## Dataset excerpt
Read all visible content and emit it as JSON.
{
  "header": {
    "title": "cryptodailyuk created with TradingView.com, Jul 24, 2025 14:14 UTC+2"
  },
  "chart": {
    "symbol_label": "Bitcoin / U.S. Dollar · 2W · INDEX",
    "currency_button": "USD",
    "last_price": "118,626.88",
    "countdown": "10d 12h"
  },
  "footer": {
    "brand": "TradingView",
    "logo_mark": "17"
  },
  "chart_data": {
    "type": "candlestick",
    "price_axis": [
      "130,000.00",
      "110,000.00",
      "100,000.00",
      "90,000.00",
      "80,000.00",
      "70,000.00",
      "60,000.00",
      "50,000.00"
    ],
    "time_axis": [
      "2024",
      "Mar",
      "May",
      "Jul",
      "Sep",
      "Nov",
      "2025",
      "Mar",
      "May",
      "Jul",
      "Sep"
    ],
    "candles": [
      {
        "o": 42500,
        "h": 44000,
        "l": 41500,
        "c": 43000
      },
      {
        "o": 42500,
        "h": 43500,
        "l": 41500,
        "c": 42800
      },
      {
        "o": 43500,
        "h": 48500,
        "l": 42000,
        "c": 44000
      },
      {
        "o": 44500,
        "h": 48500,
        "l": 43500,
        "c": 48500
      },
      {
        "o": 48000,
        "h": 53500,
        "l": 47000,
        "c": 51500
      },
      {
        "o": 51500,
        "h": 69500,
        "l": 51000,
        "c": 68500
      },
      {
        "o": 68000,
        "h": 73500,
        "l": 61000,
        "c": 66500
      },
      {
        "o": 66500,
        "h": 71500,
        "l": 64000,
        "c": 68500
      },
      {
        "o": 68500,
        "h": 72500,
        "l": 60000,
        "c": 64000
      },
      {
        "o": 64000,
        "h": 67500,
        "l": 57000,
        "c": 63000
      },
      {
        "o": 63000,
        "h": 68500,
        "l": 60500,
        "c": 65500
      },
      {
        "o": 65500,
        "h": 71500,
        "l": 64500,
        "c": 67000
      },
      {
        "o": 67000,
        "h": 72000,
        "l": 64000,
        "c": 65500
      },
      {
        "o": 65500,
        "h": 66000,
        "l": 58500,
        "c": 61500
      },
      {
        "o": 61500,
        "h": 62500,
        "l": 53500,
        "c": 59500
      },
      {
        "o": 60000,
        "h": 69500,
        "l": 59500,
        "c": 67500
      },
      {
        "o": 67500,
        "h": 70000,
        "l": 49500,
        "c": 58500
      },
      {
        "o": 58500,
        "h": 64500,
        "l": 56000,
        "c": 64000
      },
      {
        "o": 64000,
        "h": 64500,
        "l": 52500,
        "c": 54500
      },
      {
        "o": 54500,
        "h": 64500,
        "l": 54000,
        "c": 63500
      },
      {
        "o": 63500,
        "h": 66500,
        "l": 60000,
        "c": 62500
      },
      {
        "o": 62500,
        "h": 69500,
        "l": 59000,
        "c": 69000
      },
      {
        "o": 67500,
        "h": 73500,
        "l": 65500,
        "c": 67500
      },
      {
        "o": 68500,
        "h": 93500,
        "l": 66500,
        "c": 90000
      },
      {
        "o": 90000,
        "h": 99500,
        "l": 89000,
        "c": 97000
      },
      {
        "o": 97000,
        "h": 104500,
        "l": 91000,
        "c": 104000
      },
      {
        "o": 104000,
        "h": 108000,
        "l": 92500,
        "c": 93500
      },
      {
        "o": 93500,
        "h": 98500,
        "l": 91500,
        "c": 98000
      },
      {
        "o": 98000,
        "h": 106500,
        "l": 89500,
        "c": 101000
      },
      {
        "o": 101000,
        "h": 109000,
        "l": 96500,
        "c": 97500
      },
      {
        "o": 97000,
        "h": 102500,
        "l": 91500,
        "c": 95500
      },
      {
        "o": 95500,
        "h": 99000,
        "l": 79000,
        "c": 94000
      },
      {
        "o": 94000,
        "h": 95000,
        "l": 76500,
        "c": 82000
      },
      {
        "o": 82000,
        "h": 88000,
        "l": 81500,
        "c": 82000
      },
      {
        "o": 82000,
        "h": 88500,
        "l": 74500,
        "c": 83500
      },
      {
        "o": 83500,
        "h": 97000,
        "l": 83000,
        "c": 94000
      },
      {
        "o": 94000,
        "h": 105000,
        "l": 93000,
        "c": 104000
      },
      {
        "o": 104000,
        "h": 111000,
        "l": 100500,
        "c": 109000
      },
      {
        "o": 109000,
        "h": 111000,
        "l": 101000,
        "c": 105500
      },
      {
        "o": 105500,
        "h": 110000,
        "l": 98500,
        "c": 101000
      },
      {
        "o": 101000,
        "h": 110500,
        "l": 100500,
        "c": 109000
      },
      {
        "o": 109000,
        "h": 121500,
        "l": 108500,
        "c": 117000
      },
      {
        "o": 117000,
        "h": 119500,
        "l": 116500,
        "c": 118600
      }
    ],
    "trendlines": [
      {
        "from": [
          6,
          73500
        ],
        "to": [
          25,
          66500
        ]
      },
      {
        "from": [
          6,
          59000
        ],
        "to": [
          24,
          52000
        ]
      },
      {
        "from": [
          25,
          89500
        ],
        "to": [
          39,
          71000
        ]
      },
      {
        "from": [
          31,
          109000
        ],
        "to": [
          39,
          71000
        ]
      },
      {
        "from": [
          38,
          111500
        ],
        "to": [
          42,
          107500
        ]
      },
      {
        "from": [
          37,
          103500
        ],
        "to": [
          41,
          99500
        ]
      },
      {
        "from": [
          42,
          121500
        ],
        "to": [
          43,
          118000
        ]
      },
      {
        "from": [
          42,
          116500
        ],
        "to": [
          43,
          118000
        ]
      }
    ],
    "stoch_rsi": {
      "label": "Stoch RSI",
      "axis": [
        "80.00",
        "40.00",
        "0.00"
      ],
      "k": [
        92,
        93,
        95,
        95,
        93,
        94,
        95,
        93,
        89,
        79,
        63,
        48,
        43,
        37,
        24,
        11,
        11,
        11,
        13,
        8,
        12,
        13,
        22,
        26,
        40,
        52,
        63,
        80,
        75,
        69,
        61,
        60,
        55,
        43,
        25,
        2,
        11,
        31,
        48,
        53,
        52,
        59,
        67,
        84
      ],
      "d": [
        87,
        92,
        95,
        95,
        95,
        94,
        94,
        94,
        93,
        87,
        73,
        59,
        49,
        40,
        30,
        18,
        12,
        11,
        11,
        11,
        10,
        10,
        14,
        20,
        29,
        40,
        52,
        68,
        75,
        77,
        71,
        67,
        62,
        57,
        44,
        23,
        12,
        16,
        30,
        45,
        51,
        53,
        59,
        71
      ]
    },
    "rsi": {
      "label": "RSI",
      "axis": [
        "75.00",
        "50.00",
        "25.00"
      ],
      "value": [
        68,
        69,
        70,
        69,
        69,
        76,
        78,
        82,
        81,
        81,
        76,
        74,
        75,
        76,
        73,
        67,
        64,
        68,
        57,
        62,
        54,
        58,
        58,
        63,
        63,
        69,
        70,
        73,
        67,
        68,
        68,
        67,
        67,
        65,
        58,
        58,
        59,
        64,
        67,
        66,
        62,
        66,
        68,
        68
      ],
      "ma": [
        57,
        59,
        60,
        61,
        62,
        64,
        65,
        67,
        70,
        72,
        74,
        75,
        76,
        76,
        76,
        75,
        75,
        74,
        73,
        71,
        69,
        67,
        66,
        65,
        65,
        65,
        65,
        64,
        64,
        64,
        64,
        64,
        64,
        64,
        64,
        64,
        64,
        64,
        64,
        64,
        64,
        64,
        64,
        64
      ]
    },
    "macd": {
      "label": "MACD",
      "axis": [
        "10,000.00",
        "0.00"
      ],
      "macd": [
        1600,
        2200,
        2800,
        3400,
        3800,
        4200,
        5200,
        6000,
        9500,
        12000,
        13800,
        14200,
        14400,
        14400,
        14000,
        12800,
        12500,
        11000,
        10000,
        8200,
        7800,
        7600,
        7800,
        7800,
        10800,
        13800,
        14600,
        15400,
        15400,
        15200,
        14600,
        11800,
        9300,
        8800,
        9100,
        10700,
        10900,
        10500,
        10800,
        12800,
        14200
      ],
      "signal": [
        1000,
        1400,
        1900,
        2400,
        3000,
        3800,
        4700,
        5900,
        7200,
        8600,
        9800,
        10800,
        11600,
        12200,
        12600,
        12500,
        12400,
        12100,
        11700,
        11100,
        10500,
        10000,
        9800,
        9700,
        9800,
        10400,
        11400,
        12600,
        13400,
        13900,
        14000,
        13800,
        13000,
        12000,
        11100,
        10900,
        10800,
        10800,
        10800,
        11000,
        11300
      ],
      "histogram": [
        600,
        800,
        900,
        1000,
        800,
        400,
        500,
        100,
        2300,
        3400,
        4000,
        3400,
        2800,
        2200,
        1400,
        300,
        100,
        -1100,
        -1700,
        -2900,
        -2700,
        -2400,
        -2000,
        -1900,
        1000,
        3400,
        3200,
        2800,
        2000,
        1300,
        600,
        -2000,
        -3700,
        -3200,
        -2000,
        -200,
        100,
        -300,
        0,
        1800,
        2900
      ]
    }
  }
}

## Exercise directions
Each line that has the word "TradingView" should be copied.

## Written response
    "title": "cryptodailyuk created with TradingView.com, Jul 24, 2025 14:14 UTC+2"
    "brand": "TradingView",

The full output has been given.